§ Requirements
Extract every line of the data below verbatim, without changing any character.

§ Data provided
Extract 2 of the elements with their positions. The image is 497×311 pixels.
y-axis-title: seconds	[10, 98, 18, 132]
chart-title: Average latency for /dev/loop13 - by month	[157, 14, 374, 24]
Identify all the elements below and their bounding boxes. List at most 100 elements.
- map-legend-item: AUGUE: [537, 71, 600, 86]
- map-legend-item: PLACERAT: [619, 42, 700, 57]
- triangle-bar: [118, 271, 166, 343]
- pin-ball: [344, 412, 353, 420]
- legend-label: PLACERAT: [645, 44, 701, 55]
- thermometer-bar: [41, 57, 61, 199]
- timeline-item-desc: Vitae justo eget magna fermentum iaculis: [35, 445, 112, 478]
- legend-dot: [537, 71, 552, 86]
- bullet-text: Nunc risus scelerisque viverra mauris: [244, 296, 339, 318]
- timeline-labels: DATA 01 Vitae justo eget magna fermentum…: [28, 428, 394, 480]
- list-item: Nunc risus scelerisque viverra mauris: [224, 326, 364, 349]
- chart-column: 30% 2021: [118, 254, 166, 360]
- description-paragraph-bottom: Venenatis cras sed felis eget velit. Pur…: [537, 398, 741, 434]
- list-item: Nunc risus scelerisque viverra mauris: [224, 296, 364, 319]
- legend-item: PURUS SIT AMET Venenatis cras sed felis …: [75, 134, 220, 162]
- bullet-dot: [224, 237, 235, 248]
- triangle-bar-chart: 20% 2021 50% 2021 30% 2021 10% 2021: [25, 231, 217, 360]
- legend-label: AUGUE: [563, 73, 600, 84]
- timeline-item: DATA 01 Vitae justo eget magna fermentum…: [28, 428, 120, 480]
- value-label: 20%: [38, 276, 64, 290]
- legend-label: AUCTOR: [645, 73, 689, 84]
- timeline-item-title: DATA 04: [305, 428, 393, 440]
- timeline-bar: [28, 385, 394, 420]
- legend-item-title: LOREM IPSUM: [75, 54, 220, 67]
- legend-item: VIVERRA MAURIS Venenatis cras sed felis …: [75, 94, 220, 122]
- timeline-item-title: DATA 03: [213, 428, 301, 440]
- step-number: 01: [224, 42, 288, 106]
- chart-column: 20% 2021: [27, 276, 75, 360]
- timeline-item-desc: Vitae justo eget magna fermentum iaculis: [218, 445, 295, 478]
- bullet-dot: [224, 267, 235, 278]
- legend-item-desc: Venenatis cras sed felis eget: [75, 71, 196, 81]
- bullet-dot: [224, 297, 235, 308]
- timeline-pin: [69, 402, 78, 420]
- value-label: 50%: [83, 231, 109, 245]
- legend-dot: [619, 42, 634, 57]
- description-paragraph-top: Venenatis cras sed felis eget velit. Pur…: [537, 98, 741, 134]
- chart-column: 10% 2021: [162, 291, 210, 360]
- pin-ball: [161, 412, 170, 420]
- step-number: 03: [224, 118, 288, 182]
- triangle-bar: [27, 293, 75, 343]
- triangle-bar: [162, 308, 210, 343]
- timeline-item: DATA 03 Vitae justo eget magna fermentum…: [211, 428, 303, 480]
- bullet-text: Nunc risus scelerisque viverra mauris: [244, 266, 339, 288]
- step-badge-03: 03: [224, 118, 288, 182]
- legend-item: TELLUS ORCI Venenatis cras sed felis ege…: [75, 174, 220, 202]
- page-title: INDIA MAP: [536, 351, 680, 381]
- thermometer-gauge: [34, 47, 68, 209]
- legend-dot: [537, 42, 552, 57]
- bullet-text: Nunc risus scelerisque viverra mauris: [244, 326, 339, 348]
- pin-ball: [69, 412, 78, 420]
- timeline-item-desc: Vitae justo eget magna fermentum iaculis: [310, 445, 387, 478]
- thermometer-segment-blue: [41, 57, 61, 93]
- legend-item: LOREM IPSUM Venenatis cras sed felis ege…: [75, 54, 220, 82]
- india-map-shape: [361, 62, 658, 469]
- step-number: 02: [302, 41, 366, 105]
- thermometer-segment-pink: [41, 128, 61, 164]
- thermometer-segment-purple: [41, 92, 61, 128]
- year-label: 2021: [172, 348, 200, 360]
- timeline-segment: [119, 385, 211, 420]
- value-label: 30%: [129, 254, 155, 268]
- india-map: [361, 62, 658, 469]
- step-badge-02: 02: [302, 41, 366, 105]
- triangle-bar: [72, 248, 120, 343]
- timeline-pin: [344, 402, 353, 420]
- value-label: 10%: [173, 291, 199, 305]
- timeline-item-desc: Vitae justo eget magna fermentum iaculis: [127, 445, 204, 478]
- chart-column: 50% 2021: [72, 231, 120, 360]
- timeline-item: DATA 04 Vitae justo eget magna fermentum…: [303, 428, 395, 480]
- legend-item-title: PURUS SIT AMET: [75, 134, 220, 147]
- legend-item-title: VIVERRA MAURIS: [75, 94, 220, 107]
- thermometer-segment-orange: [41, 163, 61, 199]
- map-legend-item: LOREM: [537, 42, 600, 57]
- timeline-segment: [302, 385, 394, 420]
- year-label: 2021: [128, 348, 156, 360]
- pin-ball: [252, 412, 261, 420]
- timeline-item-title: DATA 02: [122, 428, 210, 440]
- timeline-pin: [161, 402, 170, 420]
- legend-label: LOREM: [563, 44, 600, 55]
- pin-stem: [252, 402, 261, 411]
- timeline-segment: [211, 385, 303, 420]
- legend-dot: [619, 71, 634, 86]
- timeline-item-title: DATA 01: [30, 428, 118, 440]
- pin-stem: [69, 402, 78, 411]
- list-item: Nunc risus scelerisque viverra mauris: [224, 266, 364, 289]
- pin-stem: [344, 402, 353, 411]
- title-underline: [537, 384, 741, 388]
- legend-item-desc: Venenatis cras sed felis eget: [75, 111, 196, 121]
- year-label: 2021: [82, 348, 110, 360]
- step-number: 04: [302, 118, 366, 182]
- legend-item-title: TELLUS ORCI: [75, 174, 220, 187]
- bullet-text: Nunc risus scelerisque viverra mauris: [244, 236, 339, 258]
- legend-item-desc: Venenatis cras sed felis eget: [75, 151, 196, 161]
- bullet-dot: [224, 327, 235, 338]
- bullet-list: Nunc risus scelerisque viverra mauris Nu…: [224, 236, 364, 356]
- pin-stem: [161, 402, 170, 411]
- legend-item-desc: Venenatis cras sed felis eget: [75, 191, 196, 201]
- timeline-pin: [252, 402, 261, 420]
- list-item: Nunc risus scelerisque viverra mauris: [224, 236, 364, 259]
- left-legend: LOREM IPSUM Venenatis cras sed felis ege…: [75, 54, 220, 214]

§ Written solution
Extract 2 of the elements with their positions. The image is 497×311 pixels.
y-axis-title: seconds	[10, 98, 18, 132]
chart-title: Average latency for /dev/loop13 - by month	[157, 14, 374, 24]
Identify all the elements below and their bounding boxes. List at most 100 elements.
- map-legend-item: AUGUE: [537, 71, 600, 86]
- map-legend-item: PLACERAT: [619, 42, 700, 57]
- triangle-bar: [118, 271, 166, 343]
- pin-ball: [344, 412, 353, 420]
- legend-label: PLACERAT: [645, 44, 701, 55]
- thermometer-bar: [41, 57, 61, 199]
- timeline-item-desc: Vitae justo eget magna fermentum iaculis: [35, 445, 112, 478]
- legend-dot: [537, 71, 552, 86]
- bullet-text: Nunc risus scelerisque viverra mauris: [244, 296, 339, 318]
- timeline-labels: DATA 01 Vitae justo eget magna fermentum…: [28, 428, 394, 480]
- list-item: Nunc risus scelerisque viverra mauris: [224, 326, 364, 349]
- chart-column: 30% 2021: [118, 254, 166, 360]
- description-paragraph-bottom: Venenatis cras sed felis eget velit. Pur…: [537, 398, 741, 434]
- list-item: Nunc risus scelerisque viverra mauris: [224, 296, 364, 319]
- legend-item: PURUS SIT AMET Venenatis cras sed felis …: [75, 134, 220, 162]
- bullet-dot: [224, 237, 235, 248]
- triangle-bar-chart: 20% 2021 50% 2021 30% 2021 10% 2021: [25, 231, 217, 360]
- legend-label: AUGUE: [563, 73, 600, 84]
- timeline-item: DATA 01 Vitae justo eget magna fermentum…: [28, 428, 120, 480]
- value-label: 20%: [38, 276, 64, 290]
- legend-label: AUCTOR: [645, 73, 689, 84]
- timeline-item-title: DATA 04: [305, 428, 393, 440]
- timeline-bar: [28, 385, 394, 420]
- legend-item-title: LOREM IPSUM: [75, 54, 220, 67]
- legend-item: VIVERRA MAURIS Venenatis cras sed felis …: [75, 94, 220, 122]
- timeline-item-title: DATA 03: [213, 428, 301, 440]
- step-number: 01: [224, 42, 288, 106]
- chart-column: 20% 2021: [27, 276, 75, 360]
- timeline-item-desc: Vitae justo eget magna fermentum iaculis: [218, 445, 295, 478]
- bullet-dot: [224, 267, 235, 278]
- legend-item-desc: Venenatis cras sed felis eget: [75, 71, 196, 81]
- bullet-dot: [224, 297, 235, 308]
- timeline-pin: [69, 402, 78, 420]
- value-label: 50%: [83, 231, 109, 245]
- legend-dot: [619, 42, 634, 57]
- description-paragraph-top: Venenatis cras sed felis eget velit. Pur…: [537, 98, 741, 134]
- chart-column: 10% 2021: [162, 291, 210, 360]
- pin-ball: [161, 412, 170, 420]
- step-number: 03: [224, 118, 288, 182]
- triangle-bar: [27, 293, 75, 343]
- triangle-bar: [162, 308, 210, 343]
- timeline-item: DATA 03 Vitae justo eget magna fermentum…: [211, 428, 303, 480]
- bullet-text: Nunc risus scelerisque viverra mauris: [244, 266, 339, 288]
- step-badge-03: 03: [224, 118, 288, 182]
- legend-item: TELLUS ORCI Venenatis cras sed felis ege…: [75, 174, 220, 202]
- page-title: INDIA MAP: [536, 351, 680, 381]
- thermometer-gauge: [34, 47, 68, 209]
- legend-dot: [537, 42, 552, 57]
- bullet-text: Nunc risus scelerisque viverra mauris: [244, 326, 339, 348]
- pin-ball: [69, 412, 78, 420]
- timeline-item-desc: Vitae justo eget magna fermentum iaculis: [310, 445, 387, 478]
- thermometer-segment-blue: [41, 57, 61, 93]
- legend-item: LOREM IPSUM Venenatis cras sed felis ege…: [75, 54, 220, 82]
- india-map-shape: [361, 62, 658, 469]
- step-number: 02: [302, 41, 366, 105]
- thermometer-segment-pink: [41, 128, 61, 164]
- thermometer-segment-purple: [41, 92, 61, 128]
- year-label: 2021: [172, 348, 200, 360]
- timeline-segment: [119, 385, 211, 420]
- value-label: 30%: [129, 254, 155, 268]
- india-map: [361, 62, 658, 469]
- step-badge-02: 02: [302, 41, 366, 105]
- triangle-bar: [72, 248, 120, 343]
- timeline-pin: [344, 402, 353, 420]
- value-label: 10%: [173, 291, 199, 305]
- timeline-item-desc: Vitae justo eget magna fermentum iaculis: [127, 445, 204, 478]
- chart-column: 50% 2021: [72, 231, 120, 360]
- timeline-item: DATA 04 Vitae justo eget magna fermentum…: [303, 428, 395, 480]
- legend-item-title: PURUS SIT AMET: [75, 134, 220, 147]
- legend-item-title: VIVERRA MAURIS: [75, 94, 220, 107]
- thermometer-segment-orange: [41, 163, 61, 199]
- map-legend-item: LOREM: [537, 42, 600, 57]
- timeline-segment: [302, 385, 394, 420]
- year-label: 2021: [128, 348, 156, 360]
- pin-ball: [252, 412, 261, 420]
- timeline-item-title: DATA 02: [122, 428, 210, 440]
- timeline-pin: [161, 402, 170, 420]
- legend-label: LOREM: [563, 44, 600, 55]
- pin-stem: [252, 402, 261, 411]
- timeline-segment: [211, 385, 303, 420]
- legend-dot: [619, 71, 634, 86]
- timeline-item-title: DATA 01: [30, 428, 118, 440]
- pin-stem: [69, 402, 78, 411]
- list-item: Nunc risus scelerisque viverra mauris: [224, 266, 364, 289]
- pin-stem: [344, 402, 353, 411]
- title-underline: [537, 384, 741, 388]
- legend-item-desc: Venenatis cras sed felis eget: [75, 111, 196, 121]
- year-label: 2021: [82, 348, 110, 360]
- step-number: 04: [302, 118, 366, 182]
- legend-item-title: TELLUS ORCI: [75, 174, 220, 187]
- bullet-text: Nunc risus scelerisque viverra mauris: [244, 236, 339, 258]
- legend-item-desc: Venenatis cras sed felis eget: [75, 151, 196, 161]
- bullet-dot: [224, 327, 235, 338]
- bullet-list: Nunc risus scelerisque viverra mauris Nu…: [224, 236, 364, 356]
- pin-stem: [161, 402, 170, 411]
- legend-item-desc: Venenatis cras sed felis eget: [75, 191, 196, 201]
- timeline-pin: [252, 402, 261, 420]
- list-item: Nunc risus scelerisque viverra mauris: [224, 236, 364, 259]
- left-legend: LOREM IPSUM Venenatis cras sed felis ege…: [75, 54, 220, 214]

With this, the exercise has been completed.